• _Description of the task_:
Quote the records in full and leave their pictures out.

• _Provided records_:
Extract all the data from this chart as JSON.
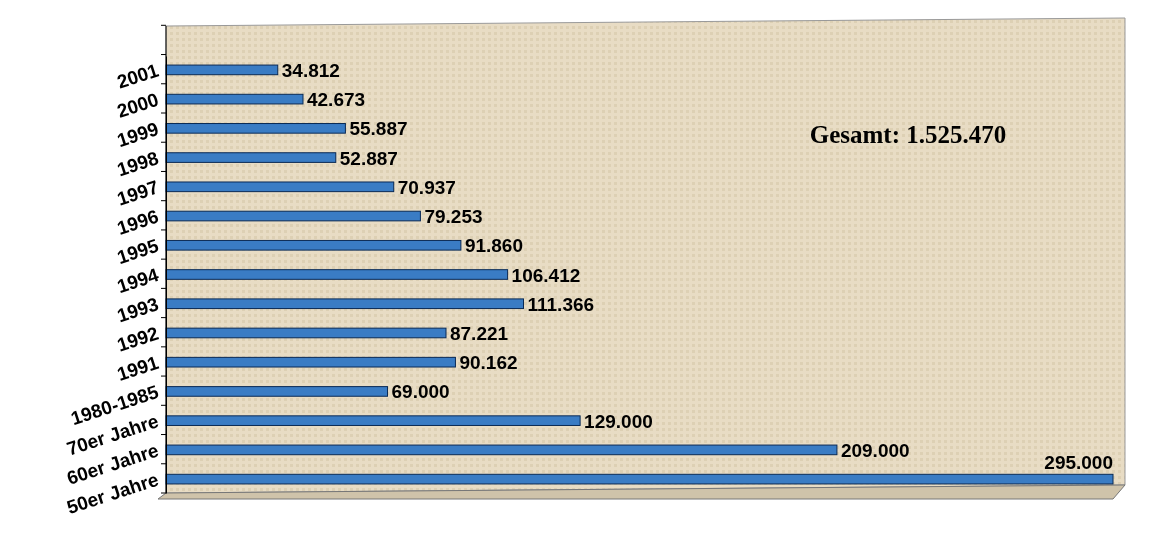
{
  "chart_data": {
    "type": "bar",
    "orientation": "horizontal",
    "categories": [
      "2001",
      "2000",
      "1999",
      "1998",
      "1997",
      "1996",
      "1995",
      "1994",
      "1993",
      "1992",
      "1991",
      "1980-1985",
      "70er Jahre",
      "60er Jahre",
      "50er Jahre"
    ],
    "values": [
      34812,
      42673,
      55887,
      52887,
      70937,
      79253,
      91860,
      106412,
      111366,
      87221,
      90162,
      69000,
      129000,
      209000,
      295000
    ],
    "value_labels": [
      "34.812",
      "42.673",
      "55.887",
      "52.887",
      "70.937",
      "79.253",
      "91.860",
      "106.412",
      "111.366",
      "87.221",
      "90.162",
      "69.000",
      "129.000",
      "209.000",
      "295.000"
    ],
    "color": "#3a7cc4",
    "annotations": [
      "Gesamt: 1.525.470"
    ]
  }
}
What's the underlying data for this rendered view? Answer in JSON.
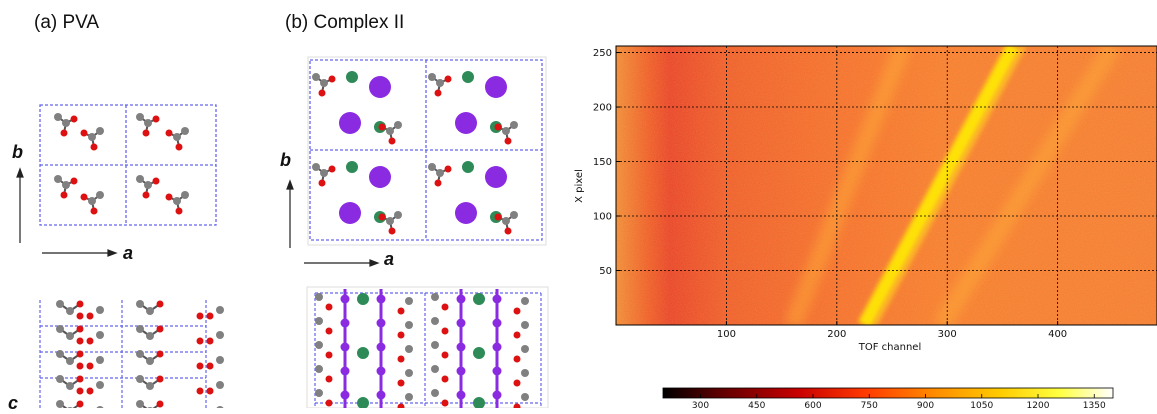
{
  "panels": {
    "a": {
      "title": "(a) PVA",
      "axis_b": "b",
      "axis_a": "a",
      "axis_c": "c"
    },
    "b": {
      "title": "(b) Complex II",
      "axis_b": "b",
      "axis_a": "a"
    }
  },
  "colors": {
    "carbon": "#808080",
    "oxygen": "#dd1111",
    "iodine": "#8a2be2",
    "potassium": "#2e8b57",
    "cell_edge": "#6666ee"
  },
  "chart_data": {
    "type": "heatmap",
    "xlabel": "TOF channel",
    "ylabel": "X pixel",
    "x_ticks": [
      "100",
      "200",
      "300",
      "400"
    ],
    "y_ticks": [
      "50",
      "100",
      "150",
      "200",
      "250"
    ],
    "xlim": [
      0,
      490
    ],
    "ylim": [
      0,
      256
    ],
    "grid": true,
    "colorbar": {
      "ticks": [
        "300",
        "450",
        "600",
        "750",
        "900",
        "1050",
        "1200",
        "1350"
      ],
      "range": [
        200,
        1400
      ],
      "colormap": "hot"
    },
    "features": [
      {
        "kind": "bright-stripe",
        "from": [
          225,
          0
        ],
        "to": [
          360,
          256
        ]
      },
      {
        "kind": "faint-stripe",
        "from": [
          295,
          0
        ],
        "to": [
          450,
          256
        ]
      },
      {
        "kind": "faint-stripe",
        "from": [
          160,
          0
        ],
        "to": [
          260,
          256
        ]
      }
    ]
  }
}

• _Output for this task_:
Extract all the data from this chart as JSON.
{
  "chart_data": {
    "type": "bar",
    "orientation": "horizontal",
    "categories": [
      "2001",
      "2000",
      "1999",
      "1998",
      "1997",
      "1996",
      "1995",
      "1994",
      "1993",
      "1992",
      "1991",
      "1980-1985",
      "70er Jahre",
      "60er Jahre",
      "50er Jahre"
    ],
    "values": [
      34812,
      42673,
      55887,
      52887,
      70937,
      79253,
      91860,
      106412,
      111366,
      87221,
      90162,
      69000,
      129000,
      209000,
      295000
    ],
    "value_labels": [
      "34.812",
      "42.673",
      "55.887",
      "52.887",
      "70.937",
      "79.253",
      "91.860",
      "106.412",
      "111.366",
      "87.221",
      "90.162",
      "69.000",
      "129.000",
      "209.000",
      "295.000"
    ],
    "color": "#3a7cc4",
    "annotations": [
      "Gesamt: 1.525.470"
    ]
  }
}
What's the underlying data for this rendered view? Answer in JSON.
{
  "panels": {
    "a": {
      "title": "(a) PVA",
      "axis_b": "b",
      "axis_a": "a",
      "axis_c": "c"
    },
    "b": {
      "title": "(b) Complex II",
      "axis_b": "b",
      "axis_a": "a"
    }
  },
  "colors": {
    "carbon": "#808080",
    "oxygen": "#dd1111",
    "iodine": "#8a2be2",
    "potassium": "#2e8b57",
    "cell_edge": "#6666ee"
  },
  "chart_data": {
    "type": "heatmap",
    "xlabel": "TOF channel",
    "ylabel": "X pixel",
    "x_ticks": [
      "100",
      "200",
      "300",
      "400"
    ],
    "y_ticks": [
      "50",
      "100",
      "150",
      "200",
      "250"
    ],
    "xlim": [
      0,
      490
    ],
    "ylim": [
      0,
      256
    ],
    "grid": true,
    "colorbar": {
      "ticks": [
        "300",
        "450",
        "600",
        "750",
        "900",
        "1050",
        "1200",
        "1350"
      ],
      "range": [
        200,
        1400
      ],
      "colormap": "hot"
    },
    "features": [
      {
        "kind": "bright-stripe",
        "from": [
          225,
          0
        ],
        "to": [
          360,
          256
        ]
      },
      {
        "kind": "faint-stripe",
        "from": [
          295,
          0
        ],
        "to": [
          450,
          256
        ]
      },
      {
        "kind": "faint-stripe",
        "from": [
          160,
          0
        ],
        "to": [
          260,
          256
        ]
      }
    ]
  }
}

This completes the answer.